Start of TEXT SEGMENT

"Being the first person they've come across who understands exactly what they're going through - either the symptom, system or experience."
What drew you to this work?
I was drawn to study Chinese medicine on... somewhat of a whim. I wanted to change my career trajectory and I knew I wanted to work with the body. I knew next to nothing about Chinese medicine, but had this intuitive moment where I thought - that's it. That's what I can see myself doing in twenty years! That was a really special moment, because at that point in my life, I could barely imagine what the next year would look like.
Working with reproductive health and pregnancy had a similarly intuitive feel. I was diagnosed with endometriosis in my third year of study and so I followed the breadcrumbs in my studies - seeing what worked for me and learning as much as I could. The patients came and as I saw myself helping them, I knew I'd found my niche.
And in terms of pregnancy and reproductive care? You only need to poke your head inside the system for one moment to learn that women need advocates and options. There are plenty of people trying to take advantage, to gaslight and to muddy the waters. Being able to guide and help people on their journeys is absolutely the most affirming path I've ever followed.
What do you enjoy the most about your work?
Lightening the load for people. Being the first person they've come across who understands exactly what they're going through - either the symptom, system or experience. Being able to light the way so they know what to expect. Helping people feel better. Showing women that there is another way and that it's NOT nonsense or witchcraft - it's actually quite sensible and simple (maybe a little bit of witchcraft sometimes).
What is the most memorable thing you can tell someone about your job?
I will never get over the shared joy when a fertility patient sits down and tells me they're pregnant. I almost always scream with joy and laughter. And it would be remiss of me to not mention the look of shock on a person's face when they explain that a symptom has eased or gone. Particularly a missing period coming back - that is really special.
Based on your area of expertise, what can you share with our followers about postpartum care?
If possible, begin your postpartum care BEFORE pregnancy. I will shout from the rooftops for folks to engage in some form of preconception care for a healthy postpartum and YES, that is so you and your partner are in the best shape possible prior to conceiving your kiddo, but quality preconception care will also hold YOU in good stead after they are earth-side. Have a Chinese medicine doctor or naturopath go over your bloods before AND after and increase nutrient density of dietary intake (this doesn't mean you can't eat chocolate too).
Don't be afraid to rest. In my practice I have really noted that again, this is important to settle into at least a little during pregnancy. The world that we live in is incredibly active - we are constantly bombarded with information, entertainment etc etc. I've noticed plenty of new mothers struggling with the notion of rest. They struggle to say no to visitors, to allow the house to get messy and want to be out and about within a week. I think many people would do well to question why they are in a hurry to get back to life as usual. How can they adjust, even slightly, to their new life. This is not to say that a new mother is an invalid, but the practice of rest will hold you in good stead not just for the present moment, but the following years.
It's all well and good for me to suggest being organised for your postpartum with a full freezer, a meal train and some good rest, BUT practically speaking - find your health team!
Chinese medicine practitioner! I am both a herbalist and an acupuncturist so I am biased, but I do like to tell my patients (and anyone who will listen) that a good CM prac are worth their weight in gold. Yes, often we have a field of interest, but often your practitioner can see you through more health / physical ailments than you would think. Always ask them - "so this thing is happening - are you able to help with that?" And if we can't, we'll refer you to someone who can.

End of TEXT SEGMENT
Start of ENTRIES SUPPLIED

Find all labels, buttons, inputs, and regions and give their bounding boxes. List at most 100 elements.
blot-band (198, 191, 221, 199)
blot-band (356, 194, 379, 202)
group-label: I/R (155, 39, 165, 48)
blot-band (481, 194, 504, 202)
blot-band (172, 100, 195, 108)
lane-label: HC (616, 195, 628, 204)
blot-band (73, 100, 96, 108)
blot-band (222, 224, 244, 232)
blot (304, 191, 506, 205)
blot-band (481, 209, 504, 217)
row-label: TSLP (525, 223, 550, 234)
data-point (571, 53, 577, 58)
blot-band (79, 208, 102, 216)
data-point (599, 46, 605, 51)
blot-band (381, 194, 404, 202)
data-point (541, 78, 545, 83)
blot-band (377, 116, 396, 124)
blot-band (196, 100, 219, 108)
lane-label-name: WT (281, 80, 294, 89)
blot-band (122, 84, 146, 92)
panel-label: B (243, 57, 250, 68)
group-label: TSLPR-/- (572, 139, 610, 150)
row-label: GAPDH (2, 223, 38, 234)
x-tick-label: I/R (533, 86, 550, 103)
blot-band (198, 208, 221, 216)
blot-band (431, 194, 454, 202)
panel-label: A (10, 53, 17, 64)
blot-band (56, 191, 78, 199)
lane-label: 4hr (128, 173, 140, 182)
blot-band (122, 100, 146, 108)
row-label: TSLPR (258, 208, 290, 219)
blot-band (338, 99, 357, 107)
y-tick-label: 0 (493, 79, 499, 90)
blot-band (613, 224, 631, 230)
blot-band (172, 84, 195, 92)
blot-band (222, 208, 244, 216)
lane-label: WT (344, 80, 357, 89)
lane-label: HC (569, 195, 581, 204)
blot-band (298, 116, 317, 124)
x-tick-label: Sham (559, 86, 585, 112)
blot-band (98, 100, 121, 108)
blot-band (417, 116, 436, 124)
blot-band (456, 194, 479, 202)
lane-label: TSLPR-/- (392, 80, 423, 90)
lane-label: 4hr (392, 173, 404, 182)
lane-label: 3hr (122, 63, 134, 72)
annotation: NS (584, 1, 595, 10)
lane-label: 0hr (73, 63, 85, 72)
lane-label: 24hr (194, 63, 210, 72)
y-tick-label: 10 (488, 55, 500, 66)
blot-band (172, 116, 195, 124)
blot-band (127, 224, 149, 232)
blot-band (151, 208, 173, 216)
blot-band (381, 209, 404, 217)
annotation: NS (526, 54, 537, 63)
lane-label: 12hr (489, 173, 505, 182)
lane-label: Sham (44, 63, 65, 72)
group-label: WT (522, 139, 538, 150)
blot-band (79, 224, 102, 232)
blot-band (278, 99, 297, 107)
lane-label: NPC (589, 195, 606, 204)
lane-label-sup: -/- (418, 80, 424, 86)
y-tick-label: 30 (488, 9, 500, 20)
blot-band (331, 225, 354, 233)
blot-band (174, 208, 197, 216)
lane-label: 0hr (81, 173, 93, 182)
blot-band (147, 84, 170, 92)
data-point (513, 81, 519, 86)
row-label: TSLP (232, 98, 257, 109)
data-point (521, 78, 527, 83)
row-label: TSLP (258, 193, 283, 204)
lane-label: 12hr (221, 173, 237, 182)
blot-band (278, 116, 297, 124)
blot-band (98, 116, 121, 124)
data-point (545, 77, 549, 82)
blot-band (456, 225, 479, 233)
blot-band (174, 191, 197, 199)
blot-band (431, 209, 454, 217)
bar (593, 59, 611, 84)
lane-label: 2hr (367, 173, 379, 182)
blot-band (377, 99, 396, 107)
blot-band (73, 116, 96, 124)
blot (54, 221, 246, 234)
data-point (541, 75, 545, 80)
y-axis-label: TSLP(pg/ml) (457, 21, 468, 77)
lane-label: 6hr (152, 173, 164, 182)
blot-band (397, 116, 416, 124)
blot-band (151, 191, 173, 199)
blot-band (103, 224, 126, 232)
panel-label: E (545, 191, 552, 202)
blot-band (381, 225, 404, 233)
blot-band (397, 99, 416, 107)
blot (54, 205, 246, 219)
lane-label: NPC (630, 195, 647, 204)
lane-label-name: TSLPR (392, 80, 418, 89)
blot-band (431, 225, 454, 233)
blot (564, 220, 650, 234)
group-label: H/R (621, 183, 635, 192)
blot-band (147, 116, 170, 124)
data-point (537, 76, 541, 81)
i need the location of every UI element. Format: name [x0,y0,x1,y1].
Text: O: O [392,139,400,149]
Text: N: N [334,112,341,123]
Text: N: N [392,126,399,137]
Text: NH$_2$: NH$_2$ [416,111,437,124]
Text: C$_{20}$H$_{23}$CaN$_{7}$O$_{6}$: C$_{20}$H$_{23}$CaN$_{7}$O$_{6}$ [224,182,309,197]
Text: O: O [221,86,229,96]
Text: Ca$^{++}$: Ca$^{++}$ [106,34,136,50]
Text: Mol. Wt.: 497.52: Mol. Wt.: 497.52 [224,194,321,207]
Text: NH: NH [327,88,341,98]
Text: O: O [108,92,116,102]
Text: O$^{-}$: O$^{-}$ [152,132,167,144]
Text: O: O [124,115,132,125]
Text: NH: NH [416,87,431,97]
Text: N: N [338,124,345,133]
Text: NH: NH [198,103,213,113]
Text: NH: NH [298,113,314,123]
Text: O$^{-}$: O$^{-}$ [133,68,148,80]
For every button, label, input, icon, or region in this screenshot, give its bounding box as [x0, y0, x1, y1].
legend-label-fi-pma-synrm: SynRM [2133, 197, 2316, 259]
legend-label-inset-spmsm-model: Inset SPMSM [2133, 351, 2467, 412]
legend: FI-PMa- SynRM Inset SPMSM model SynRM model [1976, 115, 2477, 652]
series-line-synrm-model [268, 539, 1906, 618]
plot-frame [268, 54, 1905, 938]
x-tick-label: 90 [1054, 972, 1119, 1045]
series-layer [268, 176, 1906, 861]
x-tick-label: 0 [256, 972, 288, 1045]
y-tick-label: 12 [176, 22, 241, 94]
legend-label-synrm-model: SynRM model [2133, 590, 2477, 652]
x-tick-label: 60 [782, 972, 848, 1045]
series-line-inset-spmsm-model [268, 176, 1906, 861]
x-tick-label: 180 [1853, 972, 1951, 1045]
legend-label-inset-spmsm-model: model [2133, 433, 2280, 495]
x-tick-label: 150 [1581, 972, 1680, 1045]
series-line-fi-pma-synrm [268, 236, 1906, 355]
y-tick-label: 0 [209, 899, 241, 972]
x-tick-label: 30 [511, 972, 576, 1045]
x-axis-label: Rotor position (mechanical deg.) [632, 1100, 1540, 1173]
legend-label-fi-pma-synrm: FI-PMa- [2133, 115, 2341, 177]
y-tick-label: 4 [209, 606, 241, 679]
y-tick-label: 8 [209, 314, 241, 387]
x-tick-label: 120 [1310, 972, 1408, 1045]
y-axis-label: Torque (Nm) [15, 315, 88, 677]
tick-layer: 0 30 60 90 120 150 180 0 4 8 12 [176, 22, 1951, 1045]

End of ENTRIES SUPPLIED

* **WORK ORDER**: Reproduce the part of the interview from "It's all well" up to and including "someone who can.". The data is not used here.

* **WRITTEN REPLY**:
It's all well and good for me to suggest being organised for your postpartum with a full freezer, a meal train and some good rest, BUT practically speaking - find your health team!
Chinese medicine practitioner! I am both a herbalist and an acupuncturist so I am biased, but I do like to tell my patients (and anyone who will listen) that a good CM prac are worth their weight in gold. Yes, often we have a field of interest, but often your practitioner can see you through more health / physical ailments than you would think. Always ask them - "so this thing is happening - are you able to help with that?" And if we can't, we'll refer you to someone who can.